--- Start of Task data ---

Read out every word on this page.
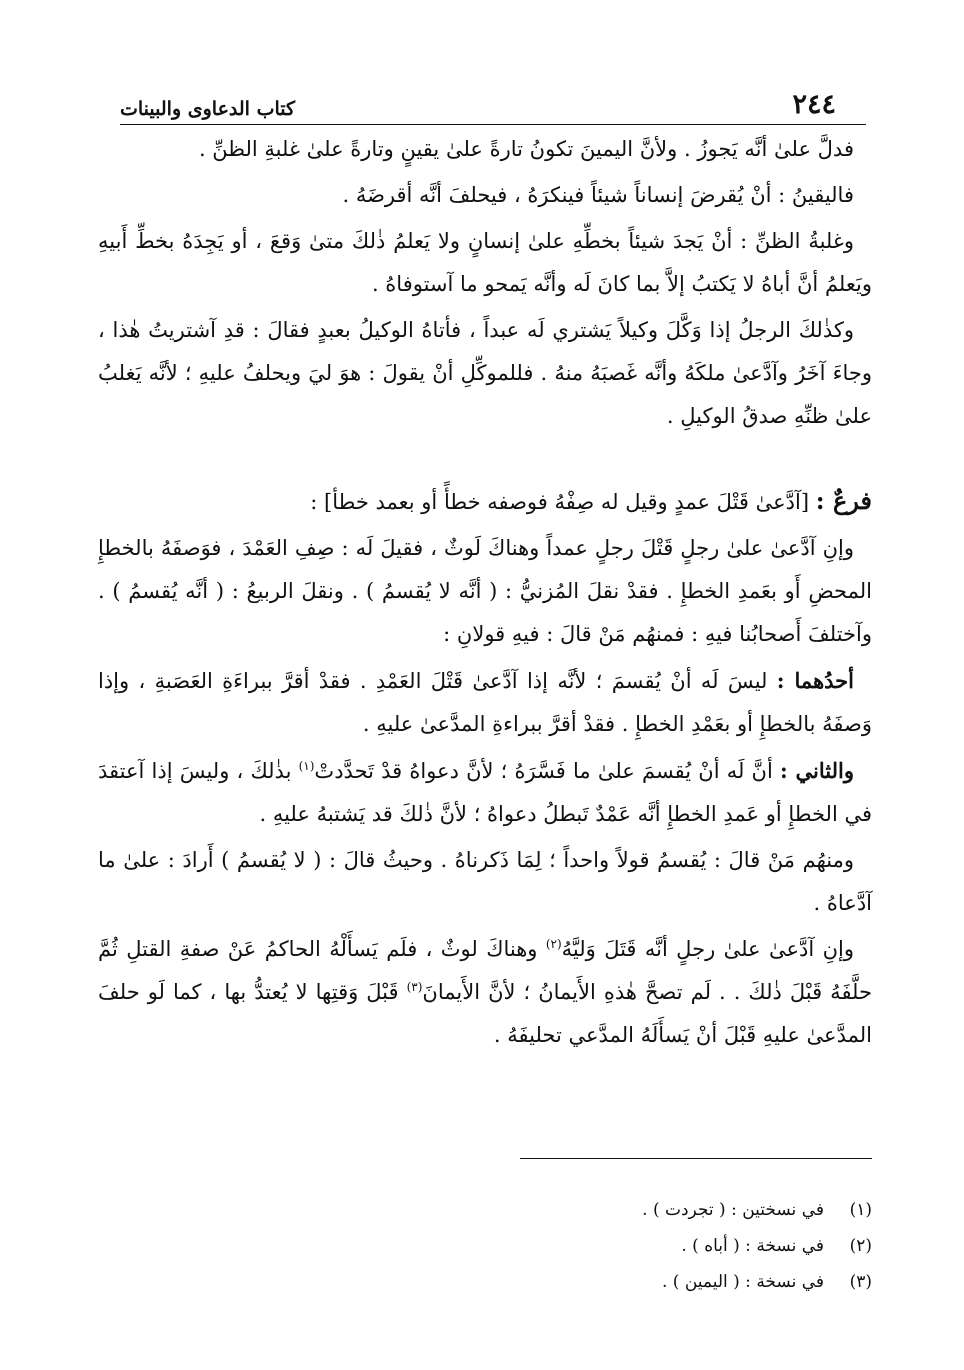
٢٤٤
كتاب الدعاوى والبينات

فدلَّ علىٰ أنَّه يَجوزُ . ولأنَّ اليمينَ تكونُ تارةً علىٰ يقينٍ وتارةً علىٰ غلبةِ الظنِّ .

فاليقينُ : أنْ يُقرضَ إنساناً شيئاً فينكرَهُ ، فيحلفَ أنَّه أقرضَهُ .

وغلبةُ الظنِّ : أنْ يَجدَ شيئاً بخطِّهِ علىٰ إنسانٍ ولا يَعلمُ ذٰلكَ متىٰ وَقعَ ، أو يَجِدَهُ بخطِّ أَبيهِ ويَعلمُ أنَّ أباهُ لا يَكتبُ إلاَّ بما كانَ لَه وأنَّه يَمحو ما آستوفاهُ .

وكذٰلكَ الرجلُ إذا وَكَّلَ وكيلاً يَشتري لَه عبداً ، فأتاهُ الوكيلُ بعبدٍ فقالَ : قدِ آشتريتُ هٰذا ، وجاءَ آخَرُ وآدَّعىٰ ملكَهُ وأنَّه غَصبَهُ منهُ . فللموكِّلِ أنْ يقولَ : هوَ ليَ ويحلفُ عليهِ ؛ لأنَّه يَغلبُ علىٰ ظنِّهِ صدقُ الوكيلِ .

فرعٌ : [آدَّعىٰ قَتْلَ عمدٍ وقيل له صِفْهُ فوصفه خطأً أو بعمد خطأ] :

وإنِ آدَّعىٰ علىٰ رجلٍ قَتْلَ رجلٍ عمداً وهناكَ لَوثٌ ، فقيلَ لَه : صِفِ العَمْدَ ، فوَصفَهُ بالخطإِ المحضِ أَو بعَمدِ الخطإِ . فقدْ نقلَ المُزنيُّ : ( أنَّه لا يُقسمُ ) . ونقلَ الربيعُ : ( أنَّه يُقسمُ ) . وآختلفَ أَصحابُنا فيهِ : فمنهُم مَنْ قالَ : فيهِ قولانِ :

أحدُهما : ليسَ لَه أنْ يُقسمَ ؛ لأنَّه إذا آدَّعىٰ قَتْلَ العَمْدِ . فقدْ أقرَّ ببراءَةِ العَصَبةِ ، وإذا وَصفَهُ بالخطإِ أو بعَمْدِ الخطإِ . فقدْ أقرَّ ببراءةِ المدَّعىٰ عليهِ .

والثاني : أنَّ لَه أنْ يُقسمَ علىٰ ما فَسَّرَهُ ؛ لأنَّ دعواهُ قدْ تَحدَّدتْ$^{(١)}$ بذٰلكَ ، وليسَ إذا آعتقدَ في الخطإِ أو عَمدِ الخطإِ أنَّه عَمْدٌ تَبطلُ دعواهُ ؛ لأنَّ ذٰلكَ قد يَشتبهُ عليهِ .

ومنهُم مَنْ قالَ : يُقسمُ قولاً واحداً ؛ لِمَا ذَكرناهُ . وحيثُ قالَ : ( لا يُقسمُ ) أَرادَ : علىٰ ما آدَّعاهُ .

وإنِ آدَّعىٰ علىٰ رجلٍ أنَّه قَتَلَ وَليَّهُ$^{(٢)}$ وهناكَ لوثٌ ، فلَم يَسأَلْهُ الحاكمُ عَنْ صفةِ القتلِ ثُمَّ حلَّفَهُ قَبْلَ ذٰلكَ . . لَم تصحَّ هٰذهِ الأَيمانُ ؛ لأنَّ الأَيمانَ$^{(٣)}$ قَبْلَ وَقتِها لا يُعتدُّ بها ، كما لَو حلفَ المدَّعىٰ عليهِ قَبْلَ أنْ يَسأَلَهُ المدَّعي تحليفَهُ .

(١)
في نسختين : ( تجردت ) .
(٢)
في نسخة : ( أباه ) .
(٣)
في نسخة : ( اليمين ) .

--- End of Task data ---
--- Start of Task data ---

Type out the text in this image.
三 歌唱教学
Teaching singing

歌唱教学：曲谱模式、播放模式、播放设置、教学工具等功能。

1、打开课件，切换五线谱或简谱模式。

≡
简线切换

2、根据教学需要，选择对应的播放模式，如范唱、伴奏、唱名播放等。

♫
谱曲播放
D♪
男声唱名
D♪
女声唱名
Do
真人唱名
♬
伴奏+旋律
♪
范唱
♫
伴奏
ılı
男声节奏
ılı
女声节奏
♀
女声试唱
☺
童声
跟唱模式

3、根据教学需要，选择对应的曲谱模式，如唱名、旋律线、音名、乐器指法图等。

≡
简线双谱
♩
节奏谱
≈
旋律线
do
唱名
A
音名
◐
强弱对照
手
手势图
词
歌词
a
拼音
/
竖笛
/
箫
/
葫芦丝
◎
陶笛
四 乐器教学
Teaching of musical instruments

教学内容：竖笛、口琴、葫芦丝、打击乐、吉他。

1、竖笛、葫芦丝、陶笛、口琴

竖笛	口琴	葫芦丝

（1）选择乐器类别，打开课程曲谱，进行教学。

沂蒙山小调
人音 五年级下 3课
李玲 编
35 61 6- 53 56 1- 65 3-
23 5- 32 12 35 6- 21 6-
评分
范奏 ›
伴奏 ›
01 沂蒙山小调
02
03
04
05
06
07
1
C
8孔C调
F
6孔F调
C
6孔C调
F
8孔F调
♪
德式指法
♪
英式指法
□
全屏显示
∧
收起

--- End of Task data ---
--- Start of Task data ---

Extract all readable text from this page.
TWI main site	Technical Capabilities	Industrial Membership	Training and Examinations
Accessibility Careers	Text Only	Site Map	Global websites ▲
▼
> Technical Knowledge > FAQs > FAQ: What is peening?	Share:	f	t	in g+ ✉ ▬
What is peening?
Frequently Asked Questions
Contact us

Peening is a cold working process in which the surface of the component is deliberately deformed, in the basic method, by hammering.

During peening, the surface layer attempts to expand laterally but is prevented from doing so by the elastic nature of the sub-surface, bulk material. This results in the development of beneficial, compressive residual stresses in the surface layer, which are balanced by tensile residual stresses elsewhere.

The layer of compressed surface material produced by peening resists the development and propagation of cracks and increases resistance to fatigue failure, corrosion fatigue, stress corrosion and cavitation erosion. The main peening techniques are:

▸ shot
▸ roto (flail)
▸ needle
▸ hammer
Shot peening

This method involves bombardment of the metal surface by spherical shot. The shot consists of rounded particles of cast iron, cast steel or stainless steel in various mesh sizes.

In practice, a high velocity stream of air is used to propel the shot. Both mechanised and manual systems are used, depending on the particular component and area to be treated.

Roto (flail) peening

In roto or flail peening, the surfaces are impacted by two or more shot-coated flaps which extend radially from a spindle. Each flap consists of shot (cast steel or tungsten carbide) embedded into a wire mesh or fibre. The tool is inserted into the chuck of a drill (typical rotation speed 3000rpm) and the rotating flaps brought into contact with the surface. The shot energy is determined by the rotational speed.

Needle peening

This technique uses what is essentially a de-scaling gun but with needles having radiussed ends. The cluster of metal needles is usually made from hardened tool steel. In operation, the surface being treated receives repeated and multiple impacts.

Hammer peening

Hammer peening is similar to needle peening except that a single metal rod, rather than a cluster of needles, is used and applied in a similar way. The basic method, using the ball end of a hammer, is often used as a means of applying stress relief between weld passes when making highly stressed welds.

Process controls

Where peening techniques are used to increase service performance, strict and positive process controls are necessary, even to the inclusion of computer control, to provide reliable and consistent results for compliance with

--- End of Task data ---

[Directions]: Go through the entries and return each line where the word "material" appears.

[Written reply]:
During peening, the surface layer attempts to expand laterally but is prevented from doing so by the elastic nature of the sub-surface, bulk material. This results in the development of beneficial, compressive residual stresses in the surface layer, which are balanced by tensile residual stresses elsewhere.
The layer of compressed surface material produced by peening resists the development and propagation of cracks and increases resistance to fatigue failure, corrosion fatigue, stress corrosion and cavitation erosion. The main peening techniques are:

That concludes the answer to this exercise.